> **Stated task**
Leaving out every picture, quote the data below exactly as it appears.

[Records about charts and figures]
■ ■ ■ ■ ■

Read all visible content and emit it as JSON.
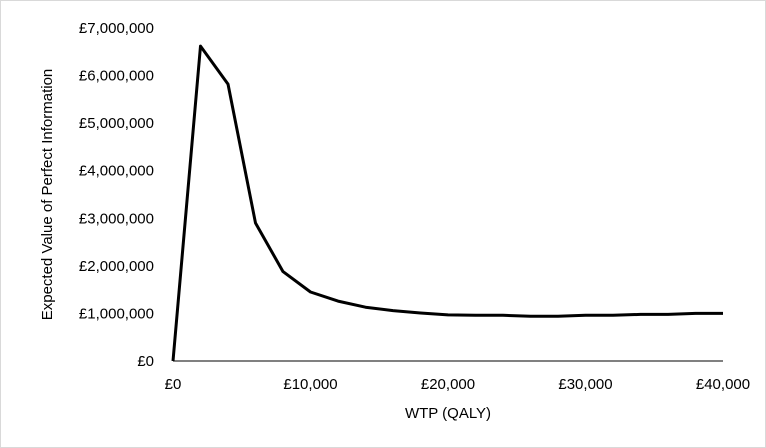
{
  "chart_data": {
    "type": "line",
    "title": "",
    "xlabel": "WTP (QALY)",
    "ylabel": "Expected Value of Perfect Information",
    "xlim": [
      0,
      40000
    ],
    "ylim": [
      0,
      7000000
    ],
    "x_ticks": [
      0,
      10000,
      20000,
      30000,
      40000
    ],
    "x_tick_labels": [
      "£0",
      "£10,000",
      "£20,000",
      "£30,000",
      "£40,000"
    ],
    "y_ticks": [
      0,
      1000000,
      2000000,
      3000000,
      4000000,
      5000000,
      6000000,
      7000000
    ],
    "y_tick_labels": [
      "£0",
      "£1,000,000",
      "£2,000,000",
      "£3,000,000",
      "£4,000,000",
      "£5,000,000",
      "£6,000,000",
      "£7,000,000"
    ],
    "grid": false,
    "legend": "none",
    "line_color": "#000000",
    "series": [
      {
        "x": [
          0,
          2000,
          4000,
          6000,
          8000,
          10000,
          12000,
          14000,
          16000,
          18000,
          20000,
          22000,
          24000,
          26000,
          28000,
          30000,
          32000,
          34000,
          36000,
          38000,
          40000
        ],
        "values": [
          0,
          6620000,
          5820000,
          2900000,
          1880000,
          1450000,
          1260000,
          1130000,
          1060000,
          1010000,
          970000,
          960000,
          960000,
          940000,
          940000,
          960000,
          960000,
          980000,
          980000,
          1000000,
          1000000
        ]
      }
    ]
  }
}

■ ■ ■ ■ ■

> **Result of this exercise**
Read all visible content and emit it as JSON.
{
  "chart_data": {
    "type": "line",
    "title": "",
    "xlabel": "WTP (QALY)",
    "ylabel": "Expected Value of Perfect Information",
    "xlim": [
      0,
      40000
    ],
    "ylim": [
      0,
      7000000
    ],
    "x_ticks": [
      0,
      10000,
      20000,
      30000,
      40000
    ],
    "x_tick_labels": [
      "£0",
      "£10,000",
      "£20,000",
      "£30,000",
      "£40,000"
    ],
    "y_ticks": [
      0,
      1000000,
      2000000,
      3000000,
      4000000,
      5000000,
      6000000,
      7000000
    ],
    "y_tick_labels": [
      "£0",
      "£1,000,000",
      "£2,000,000",
      "£3,000,000",
      "£4,000,000",
      "£5,000,000",
      "£6,000,000",
      "£7,000,000"
    ],
    "grid": false,
    "legend": "none",
    "line_color": "#000000",
    "series": [
      {
        "x": [
          0,
          2000,
          4000,
          6000,
          8000,
          10000,
          12000,
          14000,
          16000,
          18000,
          20000,
          22000,
          24000,
          26000,
          28000,
          30000,
          32000,
          34000,
          36000,
          38000,
          40000
        ],
        "values": [
          0,
          6620000,
          5820000,
          2900000,
          1880000,
          1450000,
          1260000,
          1130000,
          1060000,
          1010000,
          970000,
          960000,
          960000,
          940000,
          940000,
          960000,
          960000,
          980000,
          980000,
          1000000,
          1000000
        ]
      }
    ]
  }
}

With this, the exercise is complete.